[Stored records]
"""
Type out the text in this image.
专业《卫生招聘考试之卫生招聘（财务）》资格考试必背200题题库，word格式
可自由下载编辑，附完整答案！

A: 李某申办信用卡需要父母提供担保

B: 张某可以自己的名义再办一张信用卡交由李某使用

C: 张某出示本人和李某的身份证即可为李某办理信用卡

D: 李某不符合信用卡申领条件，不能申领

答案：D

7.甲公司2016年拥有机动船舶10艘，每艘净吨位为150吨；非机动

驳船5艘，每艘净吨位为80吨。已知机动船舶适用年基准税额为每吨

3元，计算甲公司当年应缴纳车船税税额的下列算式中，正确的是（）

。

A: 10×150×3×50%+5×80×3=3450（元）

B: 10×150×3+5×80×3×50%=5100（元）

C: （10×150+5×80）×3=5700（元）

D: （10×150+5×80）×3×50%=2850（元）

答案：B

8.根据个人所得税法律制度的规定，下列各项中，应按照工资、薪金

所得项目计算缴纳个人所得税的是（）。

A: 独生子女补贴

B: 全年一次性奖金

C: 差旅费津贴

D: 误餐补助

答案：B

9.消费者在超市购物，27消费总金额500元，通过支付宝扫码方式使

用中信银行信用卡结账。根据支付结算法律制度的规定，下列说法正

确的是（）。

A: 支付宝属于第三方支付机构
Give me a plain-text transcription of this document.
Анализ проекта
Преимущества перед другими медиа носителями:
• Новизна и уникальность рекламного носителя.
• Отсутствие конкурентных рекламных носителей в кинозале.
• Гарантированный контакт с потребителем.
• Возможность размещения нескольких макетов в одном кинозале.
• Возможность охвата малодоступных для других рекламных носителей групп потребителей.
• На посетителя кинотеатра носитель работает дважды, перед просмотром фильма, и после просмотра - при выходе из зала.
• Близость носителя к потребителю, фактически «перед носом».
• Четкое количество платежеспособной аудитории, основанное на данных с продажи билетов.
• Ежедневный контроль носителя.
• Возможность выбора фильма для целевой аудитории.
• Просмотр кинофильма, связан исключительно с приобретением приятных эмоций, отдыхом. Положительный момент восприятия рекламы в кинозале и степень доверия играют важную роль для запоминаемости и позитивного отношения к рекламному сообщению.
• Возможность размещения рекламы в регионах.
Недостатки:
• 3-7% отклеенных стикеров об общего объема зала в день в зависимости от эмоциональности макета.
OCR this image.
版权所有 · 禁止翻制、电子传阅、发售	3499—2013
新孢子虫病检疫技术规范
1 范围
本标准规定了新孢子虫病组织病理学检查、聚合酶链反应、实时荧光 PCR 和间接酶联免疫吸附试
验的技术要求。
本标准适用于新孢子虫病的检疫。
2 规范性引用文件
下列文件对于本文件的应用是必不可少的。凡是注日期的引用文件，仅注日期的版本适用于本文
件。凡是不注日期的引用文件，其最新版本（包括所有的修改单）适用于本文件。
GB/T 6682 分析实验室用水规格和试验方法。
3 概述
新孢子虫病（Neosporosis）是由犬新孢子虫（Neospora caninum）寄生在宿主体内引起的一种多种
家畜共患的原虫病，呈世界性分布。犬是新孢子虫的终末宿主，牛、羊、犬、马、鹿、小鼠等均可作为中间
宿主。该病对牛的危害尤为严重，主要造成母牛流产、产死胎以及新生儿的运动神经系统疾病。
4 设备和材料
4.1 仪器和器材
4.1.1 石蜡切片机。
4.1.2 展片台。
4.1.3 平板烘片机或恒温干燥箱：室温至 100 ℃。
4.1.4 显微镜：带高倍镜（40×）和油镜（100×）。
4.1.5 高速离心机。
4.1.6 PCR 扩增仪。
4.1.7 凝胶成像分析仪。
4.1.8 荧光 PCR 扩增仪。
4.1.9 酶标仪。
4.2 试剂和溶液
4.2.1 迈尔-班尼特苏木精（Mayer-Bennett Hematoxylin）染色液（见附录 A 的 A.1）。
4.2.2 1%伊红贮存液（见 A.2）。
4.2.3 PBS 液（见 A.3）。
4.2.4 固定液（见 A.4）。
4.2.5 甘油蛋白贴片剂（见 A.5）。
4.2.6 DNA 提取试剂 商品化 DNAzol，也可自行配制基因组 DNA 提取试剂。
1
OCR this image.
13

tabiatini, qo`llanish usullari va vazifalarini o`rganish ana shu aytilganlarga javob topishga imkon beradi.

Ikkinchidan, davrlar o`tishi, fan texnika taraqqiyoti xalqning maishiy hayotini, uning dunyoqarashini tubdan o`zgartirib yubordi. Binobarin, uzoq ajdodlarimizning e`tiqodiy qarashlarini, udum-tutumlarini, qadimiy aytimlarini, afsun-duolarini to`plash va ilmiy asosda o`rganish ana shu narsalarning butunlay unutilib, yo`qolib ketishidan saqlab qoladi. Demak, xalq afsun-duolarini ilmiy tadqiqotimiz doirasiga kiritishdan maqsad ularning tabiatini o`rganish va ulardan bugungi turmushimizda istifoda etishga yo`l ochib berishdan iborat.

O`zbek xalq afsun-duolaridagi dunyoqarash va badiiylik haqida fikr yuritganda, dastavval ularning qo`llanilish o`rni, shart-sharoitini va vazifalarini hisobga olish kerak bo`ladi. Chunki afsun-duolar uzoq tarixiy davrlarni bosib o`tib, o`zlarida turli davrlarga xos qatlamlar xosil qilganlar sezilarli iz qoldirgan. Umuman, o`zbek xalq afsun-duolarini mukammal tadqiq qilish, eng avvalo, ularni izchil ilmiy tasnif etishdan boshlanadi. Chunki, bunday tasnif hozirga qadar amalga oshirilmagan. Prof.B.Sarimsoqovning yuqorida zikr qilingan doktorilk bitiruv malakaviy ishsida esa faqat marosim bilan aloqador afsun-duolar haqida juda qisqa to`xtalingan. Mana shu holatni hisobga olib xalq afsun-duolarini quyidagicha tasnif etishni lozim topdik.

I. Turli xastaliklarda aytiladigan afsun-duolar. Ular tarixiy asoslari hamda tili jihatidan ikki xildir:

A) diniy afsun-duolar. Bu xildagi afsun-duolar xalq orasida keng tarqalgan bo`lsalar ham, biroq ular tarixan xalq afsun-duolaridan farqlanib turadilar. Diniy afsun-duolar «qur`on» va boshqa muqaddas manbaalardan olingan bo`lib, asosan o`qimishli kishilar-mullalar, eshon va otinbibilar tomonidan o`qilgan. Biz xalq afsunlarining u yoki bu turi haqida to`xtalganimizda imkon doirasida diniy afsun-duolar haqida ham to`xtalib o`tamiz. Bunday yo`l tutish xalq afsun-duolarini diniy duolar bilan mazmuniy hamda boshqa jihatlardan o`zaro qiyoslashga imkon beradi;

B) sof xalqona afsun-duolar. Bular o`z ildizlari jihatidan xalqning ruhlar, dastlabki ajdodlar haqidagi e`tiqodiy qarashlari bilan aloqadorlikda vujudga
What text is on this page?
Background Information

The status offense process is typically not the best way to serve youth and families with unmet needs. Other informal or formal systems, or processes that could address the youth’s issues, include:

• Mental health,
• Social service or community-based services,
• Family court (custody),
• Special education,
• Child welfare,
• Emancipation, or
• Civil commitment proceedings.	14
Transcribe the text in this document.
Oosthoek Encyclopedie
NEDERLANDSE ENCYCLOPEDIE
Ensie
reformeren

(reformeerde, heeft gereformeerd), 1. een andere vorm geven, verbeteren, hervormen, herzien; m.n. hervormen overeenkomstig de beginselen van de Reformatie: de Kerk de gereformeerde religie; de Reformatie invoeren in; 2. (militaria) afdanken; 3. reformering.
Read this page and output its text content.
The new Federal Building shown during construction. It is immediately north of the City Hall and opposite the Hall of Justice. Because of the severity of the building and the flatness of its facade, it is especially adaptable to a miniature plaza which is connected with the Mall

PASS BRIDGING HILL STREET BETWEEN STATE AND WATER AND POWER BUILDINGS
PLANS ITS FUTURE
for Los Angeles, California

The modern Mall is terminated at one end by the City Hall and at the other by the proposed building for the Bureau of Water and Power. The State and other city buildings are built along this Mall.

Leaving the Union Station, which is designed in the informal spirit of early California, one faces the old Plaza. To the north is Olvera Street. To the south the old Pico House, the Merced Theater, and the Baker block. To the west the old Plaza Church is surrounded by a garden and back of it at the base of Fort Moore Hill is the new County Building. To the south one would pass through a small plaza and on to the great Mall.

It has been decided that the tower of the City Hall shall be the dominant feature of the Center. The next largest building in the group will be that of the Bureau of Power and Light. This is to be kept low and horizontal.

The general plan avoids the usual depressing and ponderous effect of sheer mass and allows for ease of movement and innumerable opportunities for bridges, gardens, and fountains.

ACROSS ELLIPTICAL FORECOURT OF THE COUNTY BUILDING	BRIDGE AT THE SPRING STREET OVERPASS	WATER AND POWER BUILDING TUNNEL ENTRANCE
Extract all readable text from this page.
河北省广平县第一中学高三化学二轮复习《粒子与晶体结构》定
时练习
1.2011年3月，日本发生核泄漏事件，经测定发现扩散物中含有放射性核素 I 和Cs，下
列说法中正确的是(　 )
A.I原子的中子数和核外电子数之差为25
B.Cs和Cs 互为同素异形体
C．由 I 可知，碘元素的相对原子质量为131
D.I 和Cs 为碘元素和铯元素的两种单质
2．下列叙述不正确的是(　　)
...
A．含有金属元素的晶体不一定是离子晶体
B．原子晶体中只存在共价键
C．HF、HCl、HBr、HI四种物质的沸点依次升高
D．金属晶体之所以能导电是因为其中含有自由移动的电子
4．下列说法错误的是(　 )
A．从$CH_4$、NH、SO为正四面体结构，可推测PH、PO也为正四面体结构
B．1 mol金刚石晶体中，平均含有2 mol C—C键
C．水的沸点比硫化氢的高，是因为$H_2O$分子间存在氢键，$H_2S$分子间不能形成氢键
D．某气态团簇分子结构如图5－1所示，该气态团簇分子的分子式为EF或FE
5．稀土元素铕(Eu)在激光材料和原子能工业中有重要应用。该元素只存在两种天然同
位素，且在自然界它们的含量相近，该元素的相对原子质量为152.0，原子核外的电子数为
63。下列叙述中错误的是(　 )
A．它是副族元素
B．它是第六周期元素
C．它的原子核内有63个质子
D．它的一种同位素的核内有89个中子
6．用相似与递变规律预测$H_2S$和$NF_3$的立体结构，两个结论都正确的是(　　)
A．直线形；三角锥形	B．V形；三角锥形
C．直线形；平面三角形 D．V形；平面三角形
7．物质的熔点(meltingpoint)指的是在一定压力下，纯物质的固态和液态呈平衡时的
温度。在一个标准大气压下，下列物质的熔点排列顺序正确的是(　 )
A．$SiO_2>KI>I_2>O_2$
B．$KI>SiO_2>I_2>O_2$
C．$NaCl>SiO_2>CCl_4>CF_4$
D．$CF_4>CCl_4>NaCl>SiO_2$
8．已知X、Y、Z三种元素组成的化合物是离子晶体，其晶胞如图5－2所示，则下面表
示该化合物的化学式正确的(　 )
"""
To do - Go through the material line by line. Show each line that contains the string "Возможность".

Answer to this task -
• Возможность размещения нескольких макетов в одном кинозале.
• Возможность охвата малодоступных для других рекламных носителей групп потребителей.
• Возможность выбора фильма для целевой аудитории.
• Возможность размещения рекламы в регионах.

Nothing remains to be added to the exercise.